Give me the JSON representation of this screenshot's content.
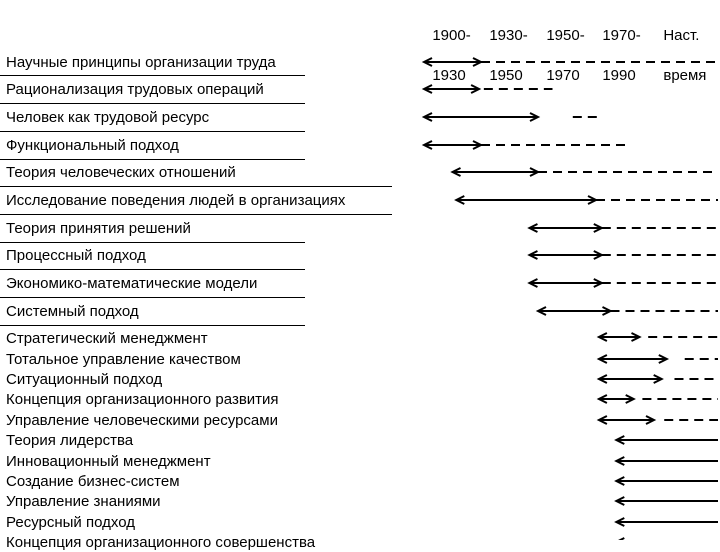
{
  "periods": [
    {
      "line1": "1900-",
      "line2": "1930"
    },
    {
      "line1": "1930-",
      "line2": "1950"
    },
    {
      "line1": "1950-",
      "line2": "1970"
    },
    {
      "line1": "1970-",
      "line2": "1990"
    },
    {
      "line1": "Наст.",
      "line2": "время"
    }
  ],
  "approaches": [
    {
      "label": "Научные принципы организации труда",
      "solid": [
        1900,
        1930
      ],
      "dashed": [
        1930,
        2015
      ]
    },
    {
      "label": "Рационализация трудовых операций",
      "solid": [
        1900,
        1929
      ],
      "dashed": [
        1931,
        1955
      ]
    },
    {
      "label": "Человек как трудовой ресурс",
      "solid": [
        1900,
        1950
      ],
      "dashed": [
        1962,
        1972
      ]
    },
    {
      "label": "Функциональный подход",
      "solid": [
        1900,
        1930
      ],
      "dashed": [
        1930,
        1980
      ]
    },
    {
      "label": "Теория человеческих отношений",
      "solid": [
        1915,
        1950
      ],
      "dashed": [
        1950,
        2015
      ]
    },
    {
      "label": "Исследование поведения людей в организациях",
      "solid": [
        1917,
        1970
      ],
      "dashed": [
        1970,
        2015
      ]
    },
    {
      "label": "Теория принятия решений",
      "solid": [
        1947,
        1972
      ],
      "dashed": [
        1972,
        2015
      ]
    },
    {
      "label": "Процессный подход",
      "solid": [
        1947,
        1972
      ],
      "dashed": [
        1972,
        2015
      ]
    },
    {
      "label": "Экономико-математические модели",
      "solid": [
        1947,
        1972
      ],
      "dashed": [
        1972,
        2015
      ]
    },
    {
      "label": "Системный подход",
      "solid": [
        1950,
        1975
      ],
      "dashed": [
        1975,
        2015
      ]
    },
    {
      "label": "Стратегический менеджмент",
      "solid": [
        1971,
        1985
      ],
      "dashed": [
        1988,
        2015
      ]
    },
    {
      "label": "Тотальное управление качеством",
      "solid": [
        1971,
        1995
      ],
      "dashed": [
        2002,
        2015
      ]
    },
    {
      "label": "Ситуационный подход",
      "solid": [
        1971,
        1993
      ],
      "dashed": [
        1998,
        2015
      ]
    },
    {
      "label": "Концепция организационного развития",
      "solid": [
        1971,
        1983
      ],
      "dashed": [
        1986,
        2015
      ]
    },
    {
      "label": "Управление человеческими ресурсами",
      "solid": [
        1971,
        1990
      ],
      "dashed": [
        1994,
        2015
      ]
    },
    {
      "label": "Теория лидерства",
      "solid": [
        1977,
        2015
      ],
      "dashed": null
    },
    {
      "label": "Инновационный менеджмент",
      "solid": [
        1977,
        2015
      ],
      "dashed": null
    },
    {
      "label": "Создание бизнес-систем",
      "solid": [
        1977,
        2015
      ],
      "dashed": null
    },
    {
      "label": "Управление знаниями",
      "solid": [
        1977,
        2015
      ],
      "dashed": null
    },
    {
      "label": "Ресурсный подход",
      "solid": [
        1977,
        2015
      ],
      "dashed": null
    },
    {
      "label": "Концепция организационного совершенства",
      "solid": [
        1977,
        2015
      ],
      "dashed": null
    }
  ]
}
::::
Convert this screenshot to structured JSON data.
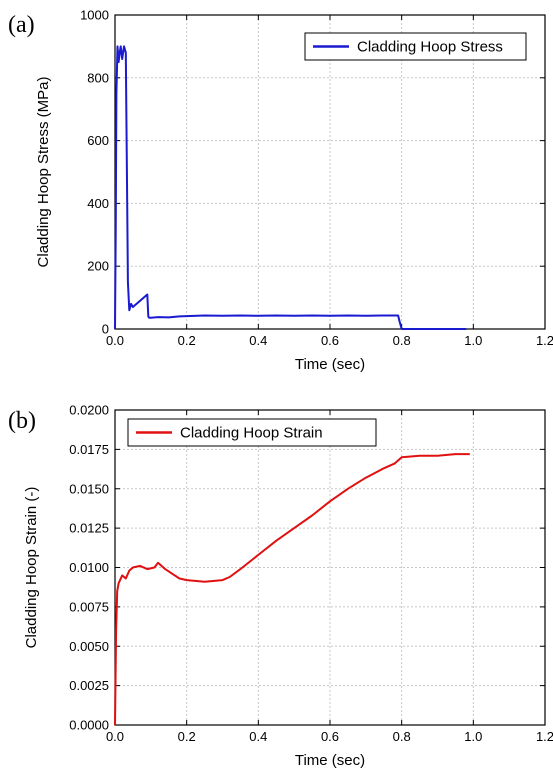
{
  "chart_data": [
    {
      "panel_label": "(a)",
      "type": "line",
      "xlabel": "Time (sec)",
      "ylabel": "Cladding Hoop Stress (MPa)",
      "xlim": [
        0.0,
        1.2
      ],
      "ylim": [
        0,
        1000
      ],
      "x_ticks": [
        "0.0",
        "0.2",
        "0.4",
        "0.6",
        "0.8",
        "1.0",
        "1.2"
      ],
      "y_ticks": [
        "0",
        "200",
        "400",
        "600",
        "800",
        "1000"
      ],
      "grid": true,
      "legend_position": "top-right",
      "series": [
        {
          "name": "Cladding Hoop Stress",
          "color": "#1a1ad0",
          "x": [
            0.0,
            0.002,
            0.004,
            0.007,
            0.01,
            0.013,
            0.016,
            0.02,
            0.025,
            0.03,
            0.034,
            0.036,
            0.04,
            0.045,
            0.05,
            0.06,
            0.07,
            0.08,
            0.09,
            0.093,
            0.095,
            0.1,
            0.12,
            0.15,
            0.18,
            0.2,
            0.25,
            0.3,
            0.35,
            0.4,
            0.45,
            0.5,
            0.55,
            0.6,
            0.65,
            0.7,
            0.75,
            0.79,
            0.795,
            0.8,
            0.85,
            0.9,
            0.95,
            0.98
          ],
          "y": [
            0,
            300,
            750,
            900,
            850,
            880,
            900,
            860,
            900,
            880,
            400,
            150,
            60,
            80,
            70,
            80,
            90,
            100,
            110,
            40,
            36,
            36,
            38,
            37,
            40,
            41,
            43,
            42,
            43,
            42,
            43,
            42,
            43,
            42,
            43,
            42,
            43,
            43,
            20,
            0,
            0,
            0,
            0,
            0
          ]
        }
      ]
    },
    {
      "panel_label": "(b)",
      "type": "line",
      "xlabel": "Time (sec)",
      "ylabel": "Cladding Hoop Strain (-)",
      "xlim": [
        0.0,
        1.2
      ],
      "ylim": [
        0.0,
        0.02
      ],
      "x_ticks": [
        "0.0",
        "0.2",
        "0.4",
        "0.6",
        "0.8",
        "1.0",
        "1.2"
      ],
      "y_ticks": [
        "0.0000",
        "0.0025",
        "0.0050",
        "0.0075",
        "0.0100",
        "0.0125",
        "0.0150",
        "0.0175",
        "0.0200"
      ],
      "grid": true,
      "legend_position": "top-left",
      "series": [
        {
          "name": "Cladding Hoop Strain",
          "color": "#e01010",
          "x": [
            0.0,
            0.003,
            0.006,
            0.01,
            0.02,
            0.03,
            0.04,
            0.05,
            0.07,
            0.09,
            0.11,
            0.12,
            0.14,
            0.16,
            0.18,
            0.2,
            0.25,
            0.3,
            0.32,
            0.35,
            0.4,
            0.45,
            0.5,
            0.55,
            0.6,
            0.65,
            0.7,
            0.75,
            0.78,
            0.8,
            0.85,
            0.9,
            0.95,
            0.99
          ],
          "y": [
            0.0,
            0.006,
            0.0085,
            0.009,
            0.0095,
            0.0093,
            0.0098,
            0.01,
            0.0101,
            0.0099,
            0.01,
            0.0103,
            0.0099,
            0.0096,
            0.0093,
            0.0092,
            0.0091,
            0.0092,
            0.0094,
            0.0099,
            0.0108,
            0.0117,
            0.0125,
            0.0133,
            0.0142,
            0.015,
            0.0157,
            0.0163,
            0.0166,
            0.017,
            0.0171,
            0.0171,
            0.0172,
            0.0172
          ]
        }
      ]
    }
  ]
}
::::
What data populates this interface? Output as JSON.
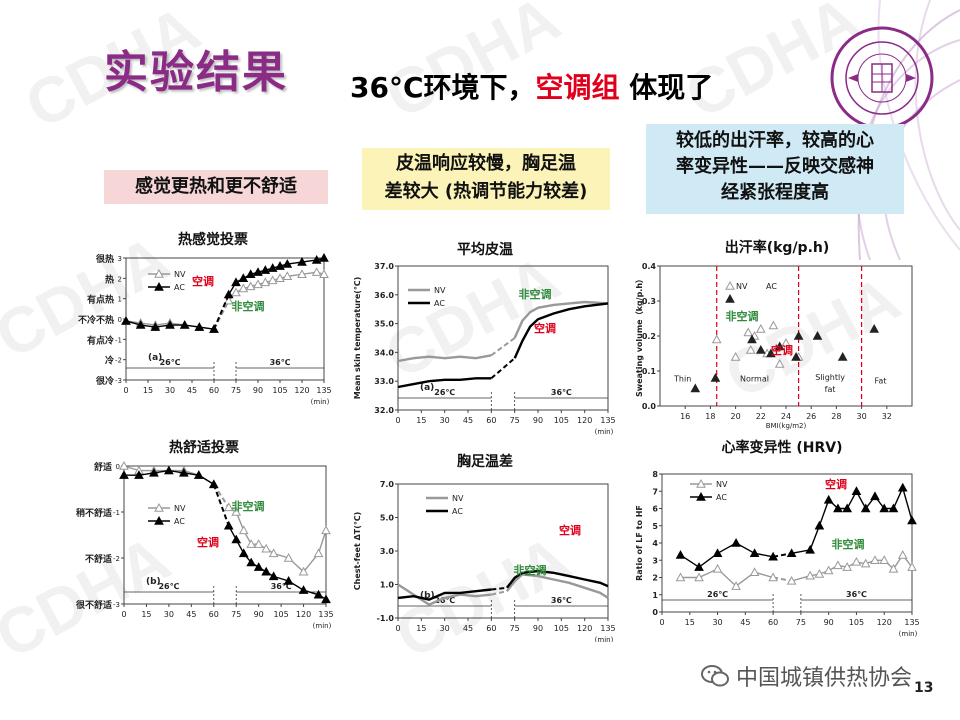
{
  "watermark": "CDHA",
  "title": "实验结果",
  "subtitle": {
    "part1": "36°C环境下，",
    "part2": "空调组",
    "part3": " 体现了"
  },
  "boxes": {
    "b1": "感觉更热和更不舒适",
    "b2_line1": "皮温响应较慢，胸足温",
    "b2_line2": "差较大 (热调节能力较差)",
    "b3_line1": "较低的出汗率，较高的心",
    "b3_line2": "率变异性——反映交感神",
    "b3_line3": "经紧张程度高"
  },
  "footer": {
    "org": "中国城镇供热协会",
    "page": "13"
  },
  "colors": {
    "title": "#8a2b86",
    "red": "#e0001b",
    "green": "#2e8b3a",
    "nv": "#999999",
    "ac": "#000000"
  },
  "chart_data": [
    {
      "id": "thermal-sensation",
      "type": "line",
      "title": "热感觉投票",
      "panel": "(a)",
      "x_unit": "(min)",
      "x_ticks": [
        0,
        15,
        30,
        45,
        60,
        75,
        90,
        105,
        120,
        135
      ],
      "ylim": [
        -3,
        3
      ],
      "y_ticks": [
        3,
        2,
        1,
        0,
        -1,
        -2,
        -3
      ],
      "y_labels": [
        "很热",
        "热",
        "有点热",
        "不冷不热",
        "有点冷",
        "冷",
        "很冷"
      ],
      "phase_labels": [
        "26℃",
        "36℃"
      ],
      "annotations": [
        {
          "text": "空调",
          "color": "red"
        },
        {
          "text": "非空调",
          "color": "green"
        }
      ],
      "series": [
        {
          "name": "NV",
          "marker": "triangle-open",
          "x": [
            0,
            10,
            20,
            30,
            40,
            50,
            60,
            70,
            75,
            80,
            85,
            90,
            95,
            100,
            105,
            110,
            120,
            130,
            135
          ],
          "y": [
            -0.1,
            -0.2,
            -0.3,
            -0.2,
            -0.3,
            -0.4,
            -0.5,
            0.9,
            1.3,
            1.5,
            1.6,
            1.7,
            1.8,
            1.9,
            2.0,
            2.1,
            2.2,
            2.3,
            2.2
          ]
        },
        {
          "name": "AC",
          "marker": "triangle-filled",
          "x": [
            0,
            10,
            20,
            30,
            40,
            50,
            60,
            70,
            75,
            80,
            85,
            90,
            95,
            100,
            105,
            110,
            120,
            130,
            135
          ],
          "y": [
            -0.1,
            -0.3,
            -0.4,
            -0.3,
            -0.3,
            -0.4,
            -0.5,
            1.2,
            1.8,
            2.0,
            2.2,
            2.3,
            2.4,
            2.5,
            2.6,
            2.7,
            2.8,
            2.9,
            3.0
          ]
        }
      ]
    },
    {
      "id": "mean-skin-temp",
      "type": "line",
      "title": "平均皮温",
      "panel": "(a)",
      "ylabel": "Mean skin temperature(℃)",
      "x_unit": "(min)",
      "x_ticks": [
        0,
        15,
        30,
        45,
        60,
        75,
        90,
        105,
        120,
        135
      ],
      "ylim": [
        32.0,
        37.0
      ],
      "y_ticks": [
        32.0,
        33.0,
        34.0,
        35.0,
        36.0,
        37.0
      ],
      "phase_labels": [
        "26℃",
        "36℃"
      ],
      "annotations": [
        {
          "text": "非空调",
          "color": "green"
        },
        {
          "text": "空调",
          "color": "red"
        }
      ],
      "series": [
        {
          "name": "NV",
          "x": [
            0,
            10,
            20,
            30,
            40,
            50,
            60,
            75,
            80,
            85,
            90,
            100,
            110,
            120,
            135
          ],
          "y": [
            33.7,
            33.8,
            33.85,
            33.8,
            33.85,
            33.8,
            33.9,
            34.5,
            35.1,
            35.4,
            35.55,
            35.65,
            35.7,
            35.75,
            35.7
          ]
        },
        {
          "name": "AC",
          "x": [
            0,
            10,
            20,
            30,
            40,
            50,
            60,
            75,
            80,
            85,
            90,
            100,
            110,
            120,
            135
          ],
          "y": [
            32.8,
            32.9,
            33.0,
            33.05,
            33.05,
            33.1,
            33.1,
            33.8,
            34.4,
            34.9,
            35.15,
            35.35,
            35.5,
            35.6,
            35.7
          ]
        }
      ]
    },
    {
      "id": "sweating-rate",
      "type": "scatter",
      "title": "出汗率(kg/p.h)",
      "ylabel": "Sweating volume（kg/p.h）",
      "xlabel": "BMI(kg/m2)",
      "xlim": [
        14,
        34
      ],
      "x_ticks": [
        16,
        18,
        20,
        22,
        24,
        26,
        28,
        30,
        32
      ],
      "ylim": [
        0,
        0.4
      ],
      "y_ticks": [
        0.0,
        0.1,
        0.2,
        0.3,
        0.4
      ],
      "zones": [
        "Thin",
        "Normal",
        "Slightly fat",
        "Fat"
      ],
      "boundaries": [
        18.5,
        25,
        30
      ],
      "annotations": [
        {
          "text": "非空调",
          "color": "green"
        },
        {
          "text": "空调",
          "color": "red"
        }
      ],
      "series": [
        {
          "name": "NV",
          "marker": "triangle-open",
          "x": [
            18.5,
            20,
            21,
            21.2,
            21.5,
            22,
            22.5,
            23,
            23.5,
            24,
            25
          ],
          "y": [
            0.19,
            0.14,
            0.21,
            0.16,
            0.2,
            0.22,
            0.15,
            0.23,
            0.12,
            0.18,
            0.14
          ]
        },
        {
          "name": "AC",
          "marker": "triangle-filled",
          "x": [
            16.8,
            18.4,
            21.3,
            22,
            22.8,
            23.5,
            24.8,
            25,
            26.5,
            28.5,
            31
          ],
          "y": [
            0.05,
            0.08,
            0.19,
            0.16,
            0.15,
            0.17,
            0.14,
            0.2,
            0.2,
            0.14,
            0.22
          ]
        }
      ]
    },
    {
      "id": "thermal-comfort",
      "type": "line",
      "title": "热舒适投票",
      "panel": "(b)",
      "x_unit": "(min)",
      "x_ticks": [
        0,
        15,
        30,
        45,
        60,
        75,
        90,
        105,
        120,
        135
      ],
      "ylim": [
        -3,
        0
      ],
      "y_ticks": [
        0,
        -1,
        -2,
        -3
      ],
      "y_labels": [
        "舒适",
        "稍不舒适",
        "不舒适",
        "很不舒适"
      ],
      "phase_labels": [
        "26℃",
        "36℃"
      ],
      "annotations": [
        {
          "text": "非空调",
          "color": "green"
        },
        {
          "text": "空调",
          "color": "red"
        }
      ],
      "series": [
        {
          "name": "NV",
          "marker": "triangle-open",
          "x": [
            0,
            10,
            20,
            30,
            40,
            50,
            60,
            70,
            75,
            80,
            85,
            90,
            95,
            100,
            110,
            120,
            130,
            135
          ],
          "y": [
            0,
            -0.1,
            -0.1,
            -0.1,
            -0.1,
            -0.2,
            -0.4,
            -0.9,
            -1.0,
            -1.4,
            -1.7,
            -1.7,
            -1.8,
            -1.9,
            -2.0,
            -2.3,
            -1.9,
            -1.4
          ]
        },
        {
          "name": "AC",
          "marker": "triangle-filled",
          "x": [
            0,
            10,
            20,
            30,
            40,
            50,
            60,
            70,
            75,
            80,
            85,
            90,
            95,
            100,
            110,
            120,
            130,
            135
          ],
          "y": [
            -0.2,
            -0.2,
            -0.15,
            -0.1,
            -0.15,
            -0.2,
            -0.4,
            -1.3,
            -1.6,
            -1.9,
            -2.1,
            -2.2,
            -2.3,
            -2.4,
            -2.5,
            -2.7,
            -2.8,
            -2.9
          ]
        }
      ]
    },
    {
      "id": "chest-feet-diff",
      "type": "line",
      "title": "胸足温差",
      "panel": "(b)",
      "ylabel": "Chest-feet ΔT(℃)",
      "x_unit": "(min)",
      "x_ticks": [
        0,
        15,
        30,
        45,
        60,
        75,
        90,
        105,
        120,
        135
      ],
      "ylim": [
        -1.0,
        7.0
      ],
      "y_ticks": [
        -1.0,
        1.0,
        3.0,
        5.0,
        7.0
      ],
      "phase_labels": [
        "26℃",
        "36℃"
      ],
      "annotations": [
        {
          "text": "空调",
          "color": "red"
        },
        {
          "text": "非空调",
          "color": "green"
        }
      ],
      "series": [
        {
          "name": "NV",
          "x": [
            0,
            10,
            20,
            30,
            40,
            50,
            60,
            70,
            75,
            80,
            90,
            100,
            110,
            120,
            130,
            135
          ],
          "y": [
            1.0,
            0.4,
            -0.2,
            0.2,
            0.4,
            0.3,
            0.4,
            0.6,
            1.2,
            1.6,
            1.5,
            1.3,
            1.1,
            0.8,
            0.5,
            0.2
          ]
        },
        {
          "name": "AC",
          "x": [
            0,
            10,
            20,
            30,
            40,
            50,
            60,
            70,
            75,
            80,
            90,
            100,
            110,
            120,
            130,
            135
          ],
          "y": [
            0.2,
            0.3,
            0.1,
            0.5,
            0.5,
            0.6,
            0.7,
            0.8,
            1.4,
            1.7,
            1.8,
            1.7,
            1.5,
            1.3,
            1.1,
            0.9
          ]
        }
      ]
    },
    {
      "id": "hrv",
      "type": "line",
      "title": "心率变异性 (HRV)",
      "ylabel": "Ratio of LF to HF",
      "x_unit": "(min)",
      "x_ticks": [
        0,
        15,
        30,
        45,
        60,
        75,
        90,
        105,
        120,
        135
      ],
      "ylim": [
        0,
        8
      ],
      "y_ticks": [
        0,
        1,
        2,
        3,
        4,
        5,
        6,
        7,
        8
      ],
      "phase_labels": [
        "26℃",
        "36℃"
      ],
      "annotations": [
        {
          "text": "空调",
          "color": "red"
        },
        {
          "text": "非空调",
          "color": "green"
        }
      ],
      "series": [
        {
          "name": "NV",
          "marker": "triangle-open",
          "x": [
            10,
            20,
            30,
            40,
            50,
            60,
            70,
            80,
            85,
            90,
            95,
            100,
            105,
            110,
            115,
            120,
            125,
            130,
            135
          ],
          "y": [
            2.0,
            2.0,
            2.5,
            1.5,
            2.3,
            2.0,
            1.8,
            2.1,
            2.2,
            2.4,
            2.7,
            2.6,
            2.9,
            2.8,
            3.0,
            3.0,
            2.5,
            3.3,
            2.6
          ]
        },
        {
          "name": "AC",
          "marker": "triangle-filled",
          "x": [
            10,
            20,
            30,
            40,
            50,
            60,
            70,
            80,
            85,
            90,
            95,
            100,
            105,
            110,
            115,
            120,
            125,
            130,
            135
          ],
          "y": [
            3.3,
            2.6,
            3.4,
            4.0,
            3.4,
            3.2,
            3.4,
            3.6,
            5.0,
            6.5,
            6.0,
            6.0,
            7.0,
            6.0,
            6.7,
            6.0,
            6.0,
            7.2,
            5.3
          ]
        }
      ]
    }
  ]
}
::::
**TASK DETAILS**. Which lines contain the word "ylabel"? Copy each of them.

**EXPECTED ANSWER**.
      "ylabel": "Cladding Hoop Stress (MPa)",
      "ylabel": "Cladding Hoop Strain (-)",
      "ylabel": "Mean skin temperature(℃)",
      "ylabel": "Sweating volume（kg/p.h）",
      "ylabel": "Chest-feet ΔT(℃)",
      "ylabel": "Ratio of LF to HF",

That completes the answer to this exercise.